• **What the task requires**
Copy the material below line for line, leaving out the pictures.

──────── Data shown ────────

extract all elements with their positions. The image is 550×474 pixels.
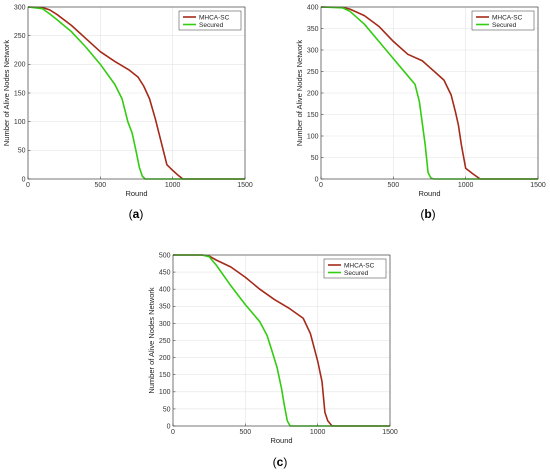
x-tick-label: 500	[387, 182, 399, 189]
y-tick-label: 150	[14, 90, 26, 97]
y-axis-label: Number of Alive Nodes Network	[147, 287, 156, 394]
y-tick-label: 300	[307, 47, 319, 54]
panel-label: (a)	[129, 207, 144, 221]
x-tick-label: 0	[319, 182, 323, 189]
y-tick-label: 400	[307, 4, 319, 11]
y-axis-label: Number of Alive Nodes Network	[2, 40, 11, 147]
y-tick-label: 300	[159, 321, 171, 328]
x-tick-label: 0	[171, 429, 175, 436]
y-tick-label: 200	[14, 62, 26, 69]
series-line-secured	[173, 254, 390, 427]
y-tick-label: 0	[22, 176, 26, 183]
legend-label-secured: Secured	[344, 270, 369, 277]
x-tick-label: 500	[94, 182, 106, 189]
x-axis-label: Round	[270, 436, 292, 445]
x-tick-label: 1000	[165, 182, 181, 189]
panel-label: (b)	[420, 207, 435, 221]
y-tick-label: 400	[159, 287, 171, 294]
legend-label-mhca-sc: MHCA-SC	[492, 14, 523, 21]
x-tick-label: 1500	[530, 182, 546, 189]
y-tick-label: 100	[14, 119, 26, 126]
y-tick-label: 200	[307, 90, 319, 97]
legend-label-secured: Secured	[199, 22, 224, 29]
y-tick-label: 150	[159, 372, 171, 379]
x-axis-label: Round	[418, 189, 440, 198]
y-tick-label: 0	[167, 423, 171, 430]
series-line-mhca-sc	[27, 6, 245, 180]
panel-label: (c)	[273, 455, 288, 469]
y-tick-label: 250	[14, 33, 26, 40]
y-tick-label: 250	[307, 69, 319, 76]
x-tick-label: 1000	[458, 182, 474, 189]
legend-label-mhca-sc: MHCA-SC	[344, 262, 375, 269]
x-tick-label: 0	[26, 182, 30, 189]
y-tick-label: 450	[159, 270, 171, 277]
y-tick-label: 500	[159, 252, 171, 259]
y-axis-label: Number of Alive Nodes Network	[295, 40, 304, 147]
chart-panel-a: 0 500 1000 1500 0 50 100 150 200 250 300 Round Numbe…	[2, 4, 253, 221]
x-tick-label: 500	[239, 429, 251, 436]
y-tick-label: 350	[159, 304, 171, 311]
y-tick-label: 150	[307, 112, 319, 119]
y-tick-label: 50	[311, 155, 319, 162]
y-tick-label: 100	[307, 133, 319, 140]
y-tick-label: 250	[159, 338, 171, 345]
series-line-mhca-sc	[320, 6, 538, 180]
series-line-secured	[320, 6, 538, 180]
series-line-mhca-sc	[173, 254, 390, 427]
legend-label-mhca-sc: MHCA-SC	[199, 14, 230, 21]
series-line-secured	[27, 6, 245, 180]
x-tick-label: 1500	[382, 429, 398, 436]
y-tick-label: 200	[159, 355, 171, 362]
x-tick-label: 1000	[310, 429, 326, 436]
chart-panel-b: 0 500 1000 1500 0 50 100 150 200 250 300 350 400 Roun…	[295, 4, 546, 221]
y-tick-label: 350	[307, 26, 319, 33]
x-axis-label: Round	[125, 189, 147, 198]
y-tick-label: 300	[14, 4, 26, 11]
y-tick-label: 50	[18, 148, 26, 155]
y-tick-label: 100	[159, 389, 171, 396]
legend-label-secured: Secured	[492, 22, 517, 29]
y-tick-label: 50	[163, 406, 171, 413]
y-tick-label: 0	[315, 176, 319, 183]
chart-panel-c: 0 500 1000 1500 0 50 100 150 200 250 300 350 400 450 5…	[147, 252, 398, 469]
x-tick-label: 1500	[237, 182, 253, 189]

────────

• **Output below**
extract all elements with their positions. The image is 550×474 pixels.
x-tick-label: 500	[387, 182, 399, 189]
y-tick-label: 150	[14, 90, 26, 97]
y-axis-label: Number of Alive Nodes Network	[147, 287, 156, 394]
y-tick-label: 300	[307, 47, 319, 54]
panel-label: (a)	[129, 207, 144, 221]
x-tick-label: 0	[319, 182, 323, 189]
y-tick-label: 400	[307, 4, 319, 11]
y-axis-label: Number of Alive Nodes Network	[2, 40, 11, 147]
y-tick-label: 300	[159, 321, 171, 328]
x-tick-label: 0	[171, 429, 175, 436]
y-tick-label: 200	[14, 62, 26, 69]
series-line-secured	[173, 254, 390, 427]
y-tick-label: 0	[22, 176, 26, 183]
legend-label-secured: Secured	[344, 270, 369, 277]
x-tick-label: 500	[94, 182, 106, 189]
x-axis-label: Round	[270, 436, 292, 445]
x-tick-label: 1000	[165, 182, 181, 189]
panel-label: (b)	[420, 207, 435, 221]
y-tick-label: 400	[159, 287, 171, 294]
legend-label-mhca-sc: MHCA-SC	[492, 14, 523, 21]
x-tick-label: 1500	[530, 182, 546, 189]
y-tick-label: 100	[14, 119, 26, 126]
y-tick-label: 200	[307, 90, 319, 97]
legend-label-secured: Secured	[199, 22, 224, 29]
y-tick-label: 150	[159, 372, 171, 379]
x-axis-label: Round	[418, 189, 440, 198]
y-tick-label: 0	[167, 423, 171, 430]
series-line-mhca-sc	[27, 6, 245, 180]
panel-label: (c)	[273, 455, 288, 469]
y-tick-label: 250	[14, 33, 26, 40]
y-tick-label: 250	[307, 69, 319, 76]
x-tick-label: 1000	[458, 182, 474, 189]
legend-label-mhca-sc: MHCA-SC	[344, 262, 375, 269]
x-tick-label: 0	[26, 182, 30, 189]
y-tick-label: 450	[159, 270, 171, 277]
y-tick-label: 500	[159, 252, 171, 259]
y-axis-label: Number of Alive Nodes Network	[295, 40, 304, 147]
chart-panel-a: 0 500 1000 1500 0 50 100 150 200 250 300 Round Numbe…	[2, 4, 253, 221]
x-tick-label: 500	[239, 429, 251, 436]
y-tick-label: 350	[159, 304, 171, 311]
y-tick-label: 150	[307, 112, 319, 119]
y-tick-label: 50	[311, 155, 319, 162]
y-tick-label: 100	[307, 133, 319, 140]
y-tick-label: 250	[159, 338, 171, 345]
series-line-mhca-sc	[320, 6, 538, 180]
series-line-secured	[320, 6, 538, 180]
series-line-mhca-sc	[173, 254, 390, 427]
legend-label-mhca-sc: MHCA-SC	[199, 14, 230, 21]
series-line-secured	[27, 6, 245, 180]
x-tick-label: 1500	[382, 429, 398, 436]
y-tick-label: 200	[159, 355, 171, 362]
x-tick-label: 1000	[310, 429, 326, 436]
chart-panel-b: 0 500 1000 1500 0 50 100 150 200 250 300 350 400 Roun…	[295, 4, 546, 221]
y-tick-label: 350	[307, 26, 319, 33]
x-axis-label: Round	[125, 189, 147, 198]
y-tick-label: 300	[14, 4, 26, 11]
y-tick-label: 50	[18, 148, 26, 155]
y-tick-label: 100	[159, 389, 171, 396]
legend-label-secured: Secured	[492, 22, 517, 29]
y-tick-label: 50	[163, 406, 171, 413]
y-tick-label: 0	[315, 176, 319, 183]
chart-panel-c: 0 500 1000 1500 0 50 100 150 200 250 300 350 400 450 5…	[147, 252, 398, 469]
x-tick-label: 1500	[237, 182, 253, 189]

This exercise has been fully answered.